-------- Records for processing

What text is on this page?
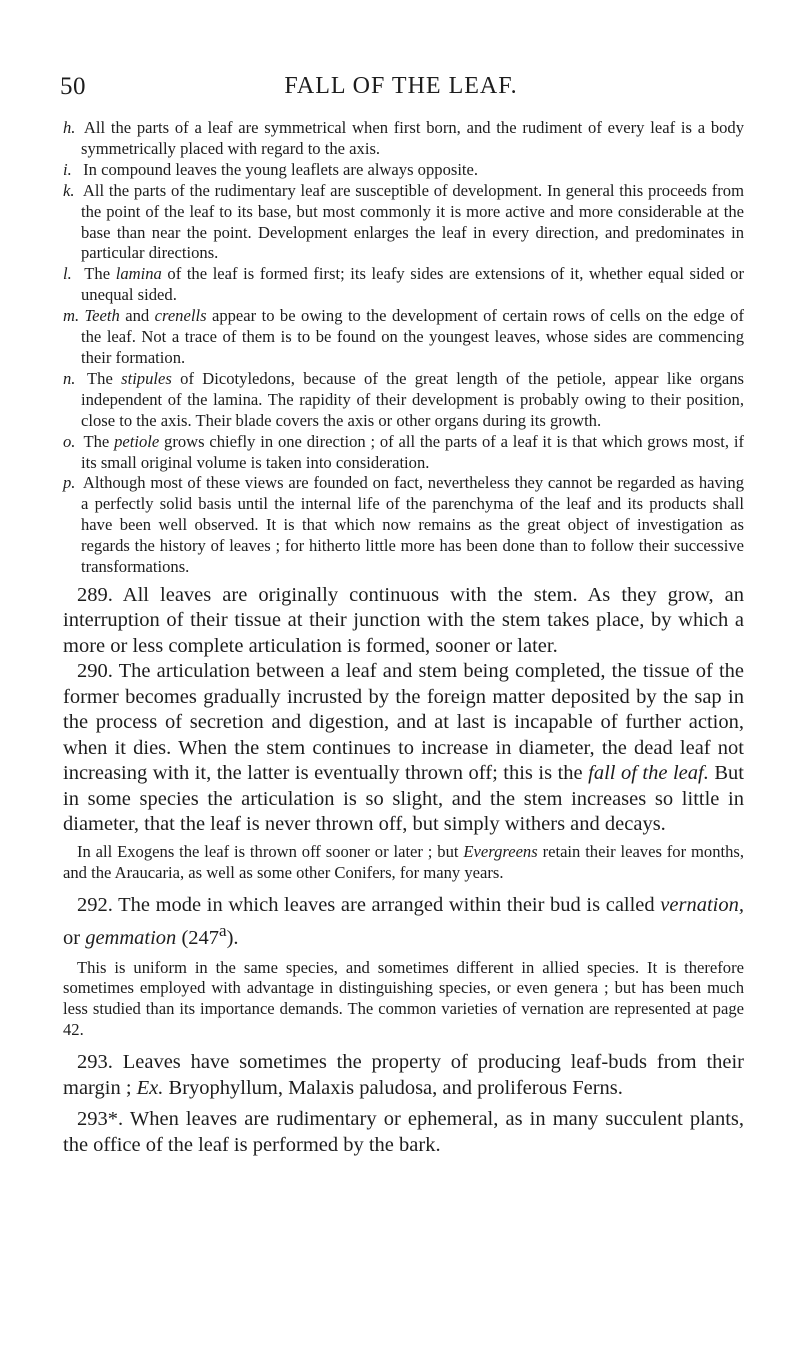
50	FALL OF THE LEAF.

h. All the parts of a leaf are symmetrical when first born, and the rudiment of every leaf is a body symmetrically placed with regard to the axis.

i. In compound leaves the young leaflets are always opposite.

k. All the parts of the rudimentary leaf are susceptible of development. In general this proceeds from the point of the leaf to its base, but most commonly it is more active and more considerable at the base than near the point. Development enlarges the leaf in every direction, and predominates in particular directions.

l. The lamina of the leaf is formed first; its leafy sides are extensions of it, whether equal sided or unequal sided.

m. Teeth and crenells appear to be owing to the development of certain rows of cells on the edge of the leaf. Not a trace of them is to be found on the youngest leaves, whose sides are commencing their formation.

n. The stipules of Dicotyledons, because of the great length of the petiole, appear like organs independent of the lamina. The rapidity of their development is probably owing to their position, close to the axis. Their blade covers the axis or other organs during its growth.

o. The petiole grows chiefly in one direction ; of all the parts of a leaf it is that which grows most, if its small original volume is taken into consideration.

p. Although most of these views are founded on fact, nevertheless they cannot be regarded as having a perfectly solid basis until the internal life of the parenchyma of the leaf and its products shall have been well observed. It is that which now remains as the great object of investigation as regards the history of leaves ; for hitherto little more has been done than to follow their successive transformations.

289. All leaves are originally continuous with the stem. As they grow, an interruption of their tissue at their junction with the stem takes place, by which a more or less complete articulation is formed, sooner or later.

290. The articulation between a leaf and stem being completed, the tissue of the former becomes gradually incrusted by the foreign matter deposited by the sap in the process of secretion and digestion, and at last is incapable of further action, when it dies. When the stem continues to increase in diameter, the dead leaf not increasing with it, the latter is eventually thrown off; this is the fall of the leaf. But in some species the articulation is so slight, and the stem increases so little in diameter, that the leaf is never thrown off, but simply withers and decays.

In all Exogens the leaf is thrown off sooner or later ; but Evergreens retain their leaves for months, and the Araucaria, as well as some other Conifers, for many years.

292. The mode in which leaves are arranged within their bud is called vernation, or gemmation (247$^a$).

This is uniform in the same species, and sometimes different in allied species. It is therefore sometimes employed with advantage in distinguishing species, or even genera ; but has been much less studied than its importance demands. The common varieties of vernation are represented at page 42.

293. Leaves have sometimes the property of producing leaf-buds from their margin ; Ex. Bryophyllum, Malaxis paludosa, and proliferous Ferns.

293*. When leaves are rudimentary or ephemeral, as in many succulent plants, the office of the leaf is performed by the bark.
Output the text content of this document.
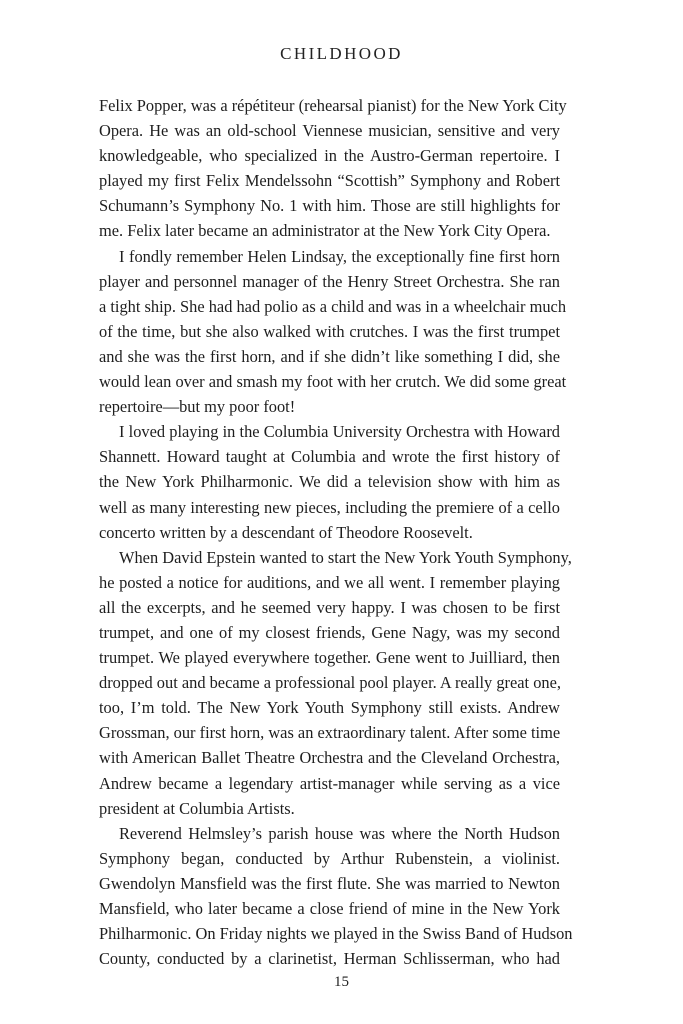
CHILDHOOD

Felix Popper, was a répétiteur (rehearsal pianist) for the New York City
Opera. He was an old-school Viennese musician, sensitive and very
knowledgeable, who specialized in the Austro-German repertoire. I
played my first Felix Mendelssohn “Scottish” Symphony and Robert
Schumann’s Symphony No. 1 with him. Those are still highlights for
me. Felix later became an administrator at the New York City Opera.

I fondly remember Helen Lindsay, the exceptionally fine first horn
player and personnel manager of the Henry Street Orchestra. She ran
a tight ship. She had had polio as a child and was in a wheelchair much
of the time, but she also walked with crutches. I was the first trumpet
and she was the first horn, and if she didn’t like something I did, she
would lean over and smash my foot with her crutch. We did some great
repertoire—but my poor foot!

I loved playing in the Columbia University Orchestra with Howard
Shannett. Howard taught at Columbia and wrote the first history of
the New York Philharmonic. We did a television show with him as
well as many interesting new pieces, including the premiere of a cello
concerto written by a descendant of Theodore Roosevelt.

When David Epstein wanted to start the New York Youth Symphony,
he posted a notice for auditions, and we all went. I remember playing
all the excerpts, and he seemed very happy. I was chosen to be first
trumpet, and one of my closest friends, Gene Nagy, was my second
trumpet. We played everywhere together. Gene went to Juilliard, then
dropped out and became a professional pool player. A really great one,
too, I’m told. The New York Youth Symphony still exists. Andrew
Grossman, our first horn, was an extraordinary talent. After some time
with American Ballet Theatre Orchestra and the Cleveland Orchestra,
Andrew became a legendary artist-manager while serving as a vice
president at Columbia Artists.

Reverend Helmsley’s parish house was where the North Hudson
Symphony began, conducted by Arthur Rubenstein, a violinist.
Gwendolyn Mansfield was the first flute. She was married to Newton
Mansfield, who later became a close friend of mine in the New York
Philharmonic. On Friday nights we played in the Swiss Band of Hudson
County, conducted by a clarinetist, Herman Schlisserman, who had

15
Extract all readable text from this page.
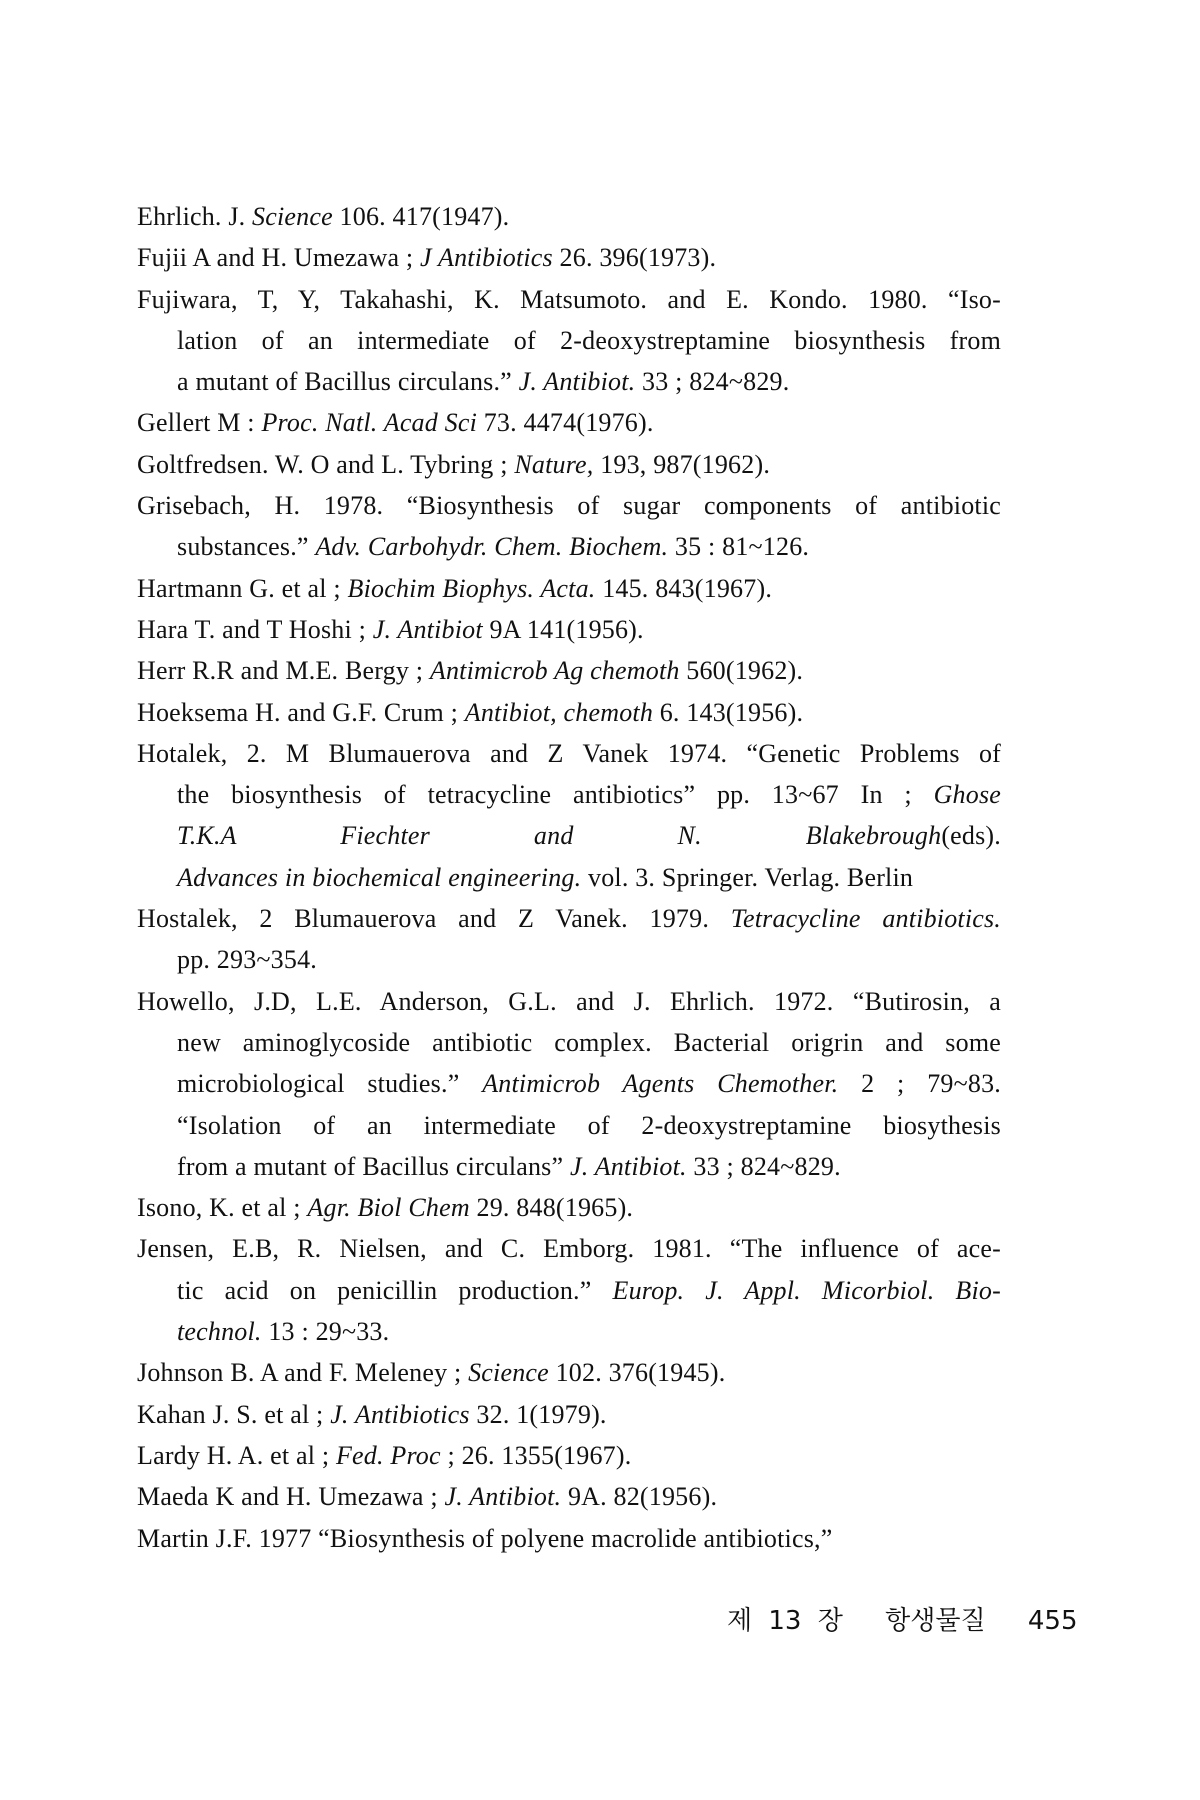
Ehrlich. J. Science 106. 417(1947).
Fujii A and H. Umezawa ; J Antibiotics 26. 396(1973).
Fujiwara, T, Y, Takahashi, K. Matsumoto. and E. Kondo. 1980. “Iso-
lation of an intermediate of 2-deoxystreptamine biosynthesis from
a mutant of Bacillus circulans.” J. Antibiot. 33 ; 824~829.
Gellert M : Proc. Natl. Acad Sci 73. 4474(1976).
Goltfredsen. W. O and L. Tybring ; Nature, 193, 987(1962).
Grisebach, H. 1978. “Biosynthesis of sugar components of antibiotic
substances.” Adv. Carbohydr. Chem. Biochem. 35 : 81~126.
Hartmann G. et al ; Biochim Biophys. Acta. 145. 843(1967).
Hara T. and T Hoshi ; J. Antibiot 9A 141(1956).
Herr R.R and M.E. Bergy ; Antimicrob Ag chemoth 560(1962).
Hoeksema H. and G.F. Crum ; Antibiot, chemoth 6. 143(1956).
Hotalek, 2. M Blumauerova and Z Vanek 1974. “Genetic Problems of
the biosynthesis of tetracycline antibiotics” pp. 13~67 In ; Ghose
T.K.A Fiechter and N. Blakebrough(eds).
Advances in biochemical engineering. vol. 3. Springer. Verlag. Berlin
Hostalek, 2 Blumauerova and Z Vanek. 1979. Tetracycline antibiotics.
pp. 293~354.
Howello, J.D, L.E. Anderson, G.L. and J. Ehrlich. 1972. “Butirosin, a
new aminoglycoside antibiotic complex. Bacterial origrin and some
microbiological studies.” Antimicrob Agents Chemother. 2 ; 79~83.
“Isolation of an intermediate of 2-deoxystreptamine biosythesis
from a mutant of Bacillus circulans” J. Antibiot. 33 ; 824~829.
Isono, K. et al ; Agr. Biol Chem 29. 848(1965).
Jensen, E.B, R. Nielsen, and C. Emborg. 1981. “The influence of ace-
tic acid on penicillin production.” Europ. J. Appl. Micorbiol. Bio-
technol. 13 : 29~33.
Johnson B. A and F. Meleney ; Science 102. 376(1945).
Kahan J. S. et al ; J. Antibiotics 32. 1(1979).
Lardy H. A. et al ; Fed. Proc ; 26. 1355(1967).
Maeda K and H. Umezawa ; J. Antibiot. 9A. 82(1956).
Martin J.F. 1977 “Biosynthesis of polyene macrolide antibiotics,”
제 13 장 항생물질 455
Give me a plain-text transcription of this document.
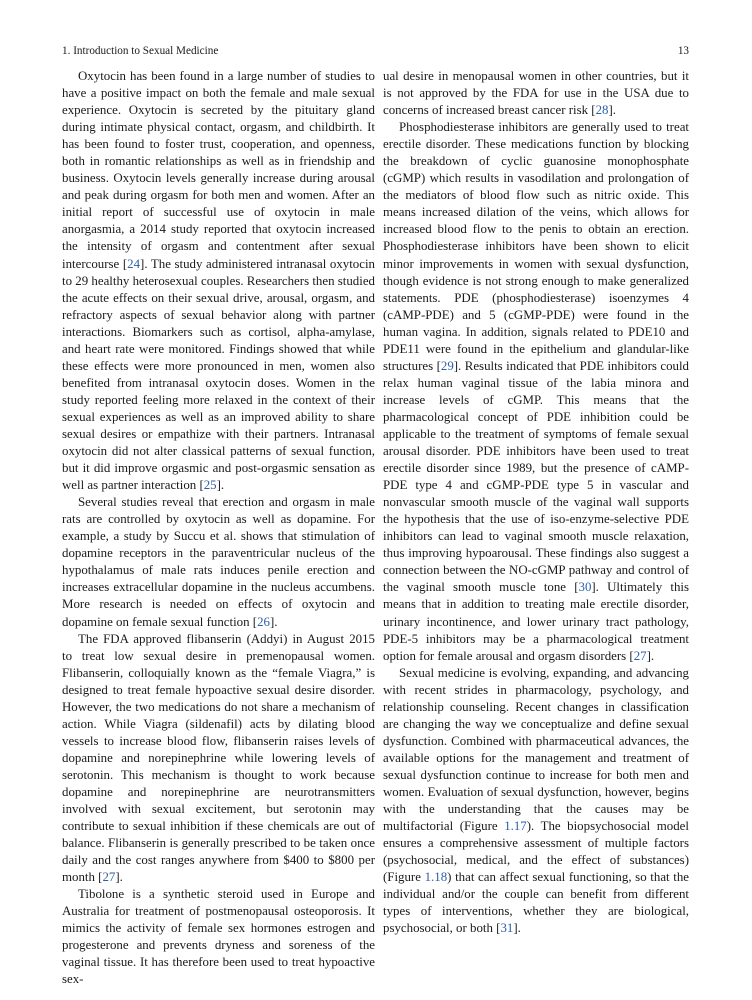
1. Introduction to Sexual Medicine	13

Oxytocin has been found in a large number of studies to have a positive impact on both the female and male sexual experience. Oxytocin is secreted by the pituitary gland during intimate physical contact, orgasm, and childbirth. It has been found to foster trust, cooperation, and openness, both in romantic relationships as well as in friendship and business. Oxytocin levels generally increase during arousal and peak during orgasm for both men and women. After an initial report of successful use of oxytocin in male anorgasmia, a 2014 study reported that oxytocin increased the intensity of orgasm and contentment after sexual intercourse [24]. The study administered intranasal oxytocin to 29 healthy heterosexual couples. Researchers then studied the acute effects on their sexual drive, arousal, orgasm, and refractory aspects of sexual behavior along with partner interactions. Biomarkers such as cortisol, alpha-amylase, and heart rate were monitored. Findings showed that while these effects were more pronounced in men, women also benefited from intranasal oxytocin doses. Women in the study reported feeling more relaxed in the context of their sexual experiences as well as an improved ability to share sexual desires or empathize with their partners. Intranasal oxytocin did not alter classical patterns of sexual function, but it did improve orgasmic and post-orgasmic sensation as well as partner interaction [25].

Several studies reveal that erection and orgasm in male rats are controlled by oxytocin as well as dopamine. For example, a study by Succu et al. shows that stimulation of dopamine receptors in the paraventricular nucleus of the hypothalamus of male rats induces penile erection and increases extracellular dopamine in the nucleus accumbens. More research is needed on effects of oxytocin and dopamine on female sexual function [26].

The FDA approved flibanserin (Addyi) in August 2015 to treat low sexual desire in premenopausal women. Flibanserin, colloquially known as the “female Viagra,” is designed to treat female hypoactive sexual desire disorder. However, the two medications do not share a mechanism of action. While Viagra (sildenafil) acts by dilating blood vessels to increase blood flow, flibanserin raises levels of dopamine and norepinephrine while lowering levels of serotonin. This mechanism is thought to work because dopamine and norepinephrine are neurotransmitters involved with sexual excitement, but serotonin may contribute to sexual inhibition if these chemicals are out of balance. Flibanserin is generally prescribed to be taken once daily and the cost ranges anywhere from $400 to $800 per month [27].

Tibolone is a synthetic steroid used in Europe and Australia for treatment of postmenopausal osteoporosis. It mimics the activity of female sex hormones estrogen and progesterone and prevents dryness and soreness of the vaginal tissue. It has therefore been used to treat hypoactive sex-

ual desire in menopausal women in other countries, but it is not approved by the FDA for use in the USA due to concerns of increased breast cancer risk [28].

Phosphodiesterase inhibitors are generally used to treat erectile disorder. These medications function by blocking the breakdown of cyclic guanosine monophosphate (cGMP) which results in vasodilation and prolongation of the mediators of blood flow such as nitric oxide. This means increased dilation of the veins, which allows for increased blood flow to the penis to obtain an erection. Phosphodiesterase inhibitors have been shown to elicit minor improvements in women with sexual dysfunction, though evidence is not strong enough to make generalized statements. PDE (phosphodiesterase) isoenzymes 4 (cAMP-PDE) and 5 (cGMP-PDE) were found in the human vagina. In addition, signals related to PDE10 and PDE11 were found in the epithelium and glandular-like structures [29]. Results indicated that PDE inhibitors could relax human vaginal tissue of the labia minora and increase levels of cGMP. This means that the pharmacological concept of PDE inhibition could be applicable to the treatment of symptoms of female sexual arousal disorder. PDE inhibitors have been used to treat erectile disorder since 1989, but the presence of cAMP-PDE type 4 and cGMP-PDE type 5 in vascular and nonvascular smooth muscle of the vaginal wall supports the hypothesis that the use of iso-enzyme-selective PDE inhibitors can lead to vaginal smooth muscle relaxation, thus improving hypoarousal. These findings also suggest a connection between the NO-cGMP pathway and control of the vaginal smooth muscle tone [30]. Ultimately this means that in addition to treating male erectile disorder, urinary incontinence, and lower urinary tract pathology, PDE-5 inhibitors may be a pharmacological treatment option for female arousal and orgasm disorders [27].

Sexual medicine is evolving, expanding, and advancing with recent strides in pharmacology, psychology, and relationship counseling. Recent changes in classification are changing the way we conceptualize and define sexual dysfunction. Combined with pharmaceutical advances, the available options for the management and treatment of sexual dysfunction continue to increase for both men and women. Evaluation of sexual dysfunction, however, begins with the understanding that the causes may be multifactorial (Figure 1.17). The biopsychosocial model ensures a comprehensive assessment of multiple factors (psychosocial, medical, and the effect of substances) (Figure 1.18) that can affect sexual functioning, so that the individual and/or the couple can benefit from different types of interventions, whether they are biological, psychosocial, or both [31].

----------------

Work order: Copy down each line in the entries that has the word "direction".

Response for this exercise:
k. All the parts of the rudimentary leaf are susceptible of development. In general this proceeds from the point of the leaf to its base, but most commonly it is more active and more considerable at the base than near the point. Development enlarges the leaf in every direction, and predominates in particular directions.
o. The petiole grows chiefly in one direction ; of all the parts of a leaf it is that which grows most, if its small original volume is taken into consideration.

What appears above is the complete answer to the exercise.